### DATA IN THIS EXERCISE
----
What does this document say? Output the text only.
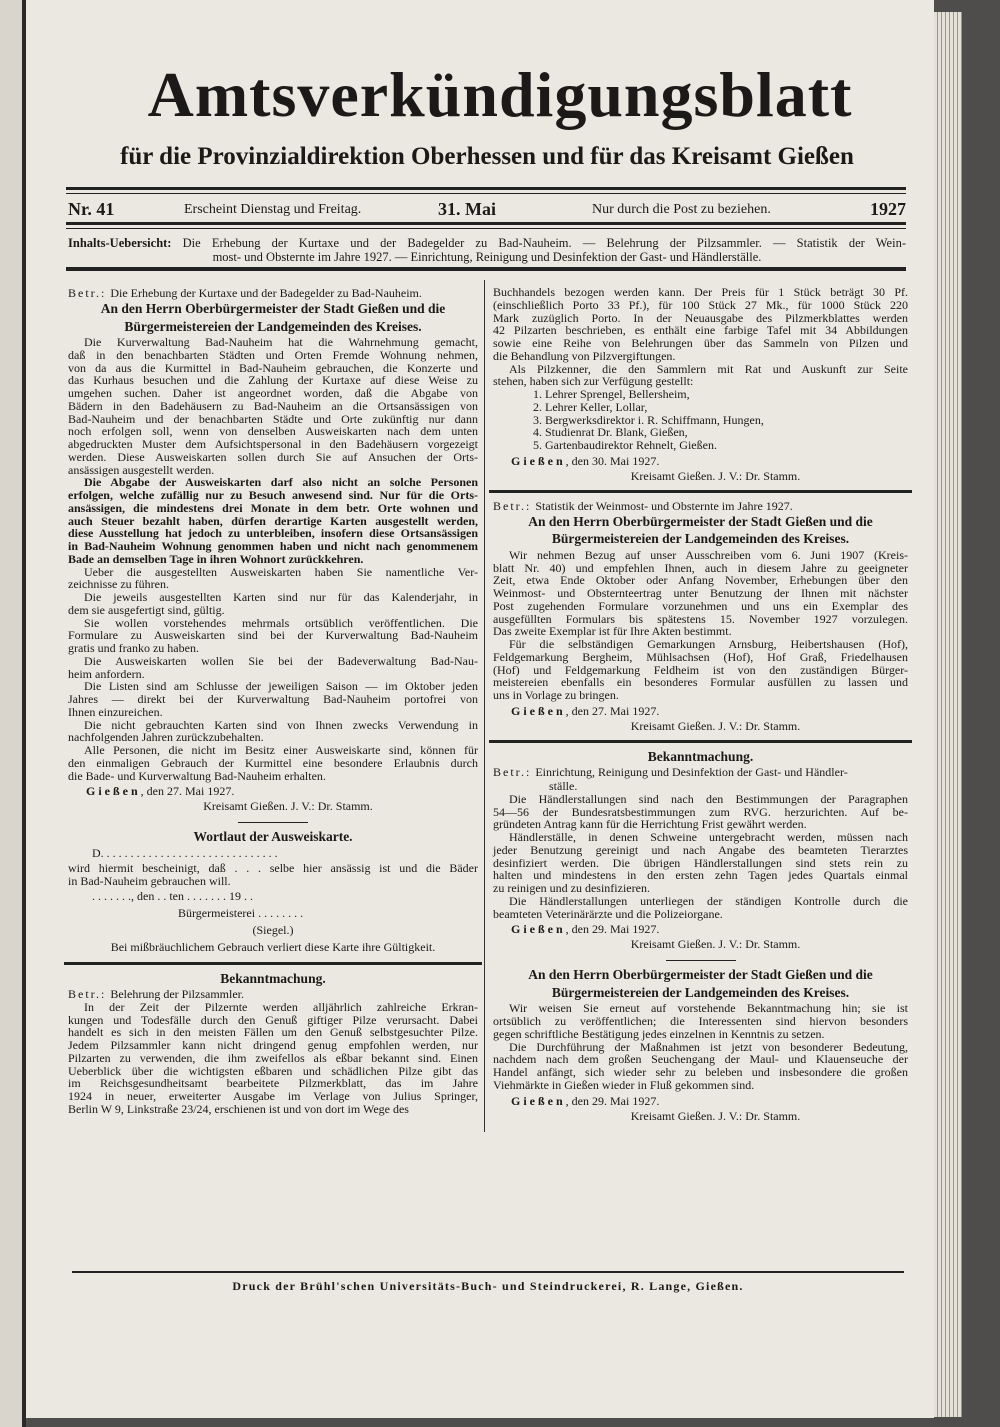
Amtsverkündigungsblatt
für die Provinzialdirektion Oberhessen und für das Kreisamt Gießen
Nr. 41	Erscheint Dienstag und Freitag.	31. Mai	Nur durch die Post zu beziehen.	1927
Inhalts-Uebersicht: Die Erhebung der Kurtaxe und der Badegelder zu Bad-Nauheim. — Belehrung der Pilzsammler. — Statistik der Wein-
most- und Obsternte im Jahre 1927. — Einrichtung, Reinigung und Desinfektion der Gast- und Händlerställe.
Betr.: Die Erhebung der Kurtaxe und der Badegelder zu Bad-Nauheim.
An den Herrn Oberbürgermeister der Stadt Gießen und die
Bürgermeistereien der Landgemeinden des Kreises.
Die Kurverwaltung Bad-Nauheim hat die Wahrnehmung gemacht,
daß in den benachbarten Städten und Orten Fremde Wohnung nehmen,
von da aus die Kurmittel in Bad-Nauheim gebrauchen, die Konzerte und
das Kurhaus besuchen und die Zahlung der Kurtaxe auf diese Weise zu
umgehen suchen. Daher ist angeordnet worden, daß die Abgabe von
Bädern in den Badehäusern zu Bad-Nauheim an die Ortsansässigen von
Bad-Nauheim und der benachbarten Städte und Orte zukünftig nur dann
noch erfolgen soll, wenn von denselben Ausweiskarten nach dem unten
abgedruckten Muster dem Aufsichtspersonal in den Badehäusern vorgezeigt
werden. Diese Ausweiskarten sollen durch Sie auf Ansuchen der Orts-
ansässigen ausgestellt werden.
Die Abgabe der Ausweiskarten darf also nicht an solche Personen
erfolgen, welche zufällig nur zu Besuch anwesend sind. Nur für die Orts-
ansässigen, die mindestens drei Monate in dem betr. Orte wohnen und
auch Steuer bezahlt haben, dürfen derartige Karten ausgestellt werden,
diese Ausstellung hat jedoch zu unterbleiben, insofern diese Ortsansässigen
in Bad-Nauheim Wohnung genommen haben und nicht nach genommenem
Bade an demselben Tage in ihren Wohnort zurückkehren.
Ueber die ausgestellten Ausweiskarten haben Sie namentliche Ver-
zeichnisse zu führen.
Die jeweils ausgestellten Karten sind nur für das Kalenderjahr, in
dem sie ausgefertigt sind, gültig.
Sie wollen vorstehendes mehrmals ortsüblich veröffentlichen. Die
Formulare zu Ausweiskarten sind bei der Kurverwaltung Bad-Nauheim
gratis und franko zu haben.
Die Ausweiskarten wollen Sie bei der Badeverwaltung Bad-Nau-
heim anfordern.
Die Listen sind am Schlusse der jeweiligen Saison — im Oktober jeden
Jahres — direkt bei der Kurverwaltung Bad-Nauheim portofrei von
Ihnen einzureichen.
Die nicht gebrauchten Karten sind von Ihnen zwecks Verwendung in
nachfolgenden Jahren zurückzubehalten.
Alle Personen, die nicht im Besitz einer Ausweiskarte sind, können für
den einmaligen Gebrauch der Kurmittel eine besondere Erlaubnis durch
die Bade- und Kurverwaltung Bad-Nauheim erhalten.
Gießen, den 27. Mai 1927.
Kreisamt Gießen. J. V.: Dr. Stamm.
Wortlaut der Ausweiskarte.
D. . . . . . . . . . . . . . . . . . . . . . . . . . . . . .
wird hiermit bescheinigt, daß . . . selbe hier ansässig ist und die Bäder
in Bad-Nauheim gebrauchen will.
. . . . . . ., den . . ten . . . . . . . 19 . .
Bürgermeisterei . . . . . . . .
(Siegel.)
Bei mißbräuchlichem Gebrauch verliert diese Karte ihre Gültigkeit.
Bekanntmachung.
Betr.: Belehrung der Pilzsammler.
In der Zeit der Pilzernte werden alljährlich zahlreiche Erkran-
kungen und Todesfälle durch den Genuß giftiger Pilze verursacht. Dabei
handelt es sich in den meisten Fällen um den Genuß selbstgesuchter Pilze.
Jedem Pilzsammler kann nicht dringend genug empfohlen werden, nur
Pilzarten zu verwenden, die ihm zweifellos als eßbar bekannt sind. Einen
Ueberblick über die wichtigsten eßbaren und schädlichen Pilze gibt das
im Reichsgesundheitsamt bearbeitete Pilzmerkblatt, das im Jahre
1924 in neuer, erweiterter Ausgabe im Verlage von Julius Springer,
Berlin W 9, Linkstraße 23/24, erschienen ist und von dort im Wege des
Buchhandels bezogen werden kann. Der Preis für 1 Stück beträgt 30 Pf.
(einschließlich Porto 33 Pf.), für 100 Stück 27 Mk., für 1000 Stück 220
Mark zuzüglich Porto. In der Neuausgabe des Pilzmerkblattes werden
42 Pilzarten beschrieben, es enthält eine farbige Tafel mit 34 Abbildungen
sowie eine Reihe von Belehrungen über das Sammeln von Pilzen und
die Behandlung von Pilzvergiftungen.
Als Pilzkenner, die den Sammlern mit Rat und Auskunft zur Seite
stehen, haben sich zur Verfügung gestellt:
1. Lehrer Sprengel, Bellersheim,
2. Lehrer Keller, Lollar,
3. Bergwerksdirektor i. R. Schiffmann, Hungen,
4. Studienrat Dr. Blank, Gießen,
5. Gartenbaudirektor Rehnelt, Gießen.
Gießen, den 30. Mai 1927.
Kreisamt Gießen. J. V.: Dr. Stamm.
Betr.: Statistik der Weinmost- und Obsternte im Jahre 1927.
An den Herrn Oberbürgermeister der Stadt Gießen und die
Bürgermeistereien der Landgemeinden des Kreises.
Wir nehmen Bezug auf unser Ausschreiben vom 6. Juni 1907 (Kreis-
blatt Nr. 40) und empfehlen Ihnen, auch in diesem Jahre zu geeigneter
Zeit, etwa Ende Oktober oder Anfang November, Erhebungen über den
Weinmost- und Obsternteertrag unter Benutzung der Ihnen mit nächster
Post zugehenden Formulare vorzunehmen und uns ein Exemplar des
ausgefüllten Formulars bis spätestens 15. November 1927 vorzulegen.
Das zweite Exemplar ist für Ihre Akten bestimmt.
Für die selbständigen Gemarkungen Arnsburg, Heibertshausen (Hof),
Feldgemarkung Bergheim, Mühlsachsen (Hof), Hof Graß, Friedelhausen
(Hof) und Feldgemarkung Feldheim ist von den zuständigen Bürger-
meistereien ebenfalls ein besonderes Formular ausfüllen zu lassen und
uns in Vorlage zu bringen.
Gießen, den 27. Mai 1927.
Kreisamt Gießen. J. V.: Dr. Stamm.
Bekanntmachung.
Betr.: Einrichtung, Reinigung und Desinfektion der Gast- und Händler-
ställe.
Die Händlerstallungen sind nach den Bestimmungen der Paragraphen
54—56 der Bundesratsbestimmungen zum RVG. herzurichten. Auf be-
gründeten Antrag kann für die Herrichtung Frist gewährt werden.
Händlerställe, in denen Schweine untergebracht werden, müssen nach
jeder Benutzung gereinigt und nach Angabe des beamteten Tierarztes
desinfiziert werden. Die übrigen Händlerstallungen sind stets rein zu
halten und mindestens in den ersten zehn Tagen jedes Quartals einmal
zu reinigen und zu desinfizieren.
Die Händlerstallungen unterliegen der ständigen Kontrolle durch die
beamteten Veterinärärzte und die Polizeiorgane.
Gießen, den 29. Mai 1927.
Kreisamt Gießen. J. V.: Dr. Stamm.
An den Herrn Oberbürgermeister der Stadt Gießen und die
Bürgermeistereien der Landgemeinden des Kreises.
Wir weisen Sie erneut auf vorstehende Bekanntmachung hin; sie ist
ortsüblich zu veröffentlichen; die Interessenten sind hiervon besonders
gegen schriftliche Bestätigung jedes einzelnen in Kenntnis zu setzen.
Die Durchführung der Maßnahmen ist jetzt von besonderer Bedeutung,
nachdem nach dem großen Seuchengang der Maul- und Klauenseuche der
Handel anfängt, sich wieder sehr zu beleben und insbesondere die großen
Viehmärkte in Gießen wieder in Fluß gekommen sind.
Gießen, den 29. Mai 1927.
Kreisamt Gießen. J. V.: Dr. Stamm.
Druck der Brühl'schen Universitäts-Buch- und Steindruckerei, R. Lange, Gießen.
----
### REQUIRED ACTION
Go through the entries and copy every line with "Genuß".

### OUTPUT FOR THIS EXERCISE
kungen und Todesfälle durch den Genuß giftiger Pilze verursacht. Dabei
handelt es sich in den meisten Fällen um den Genuß selbstgesuchter Pilze.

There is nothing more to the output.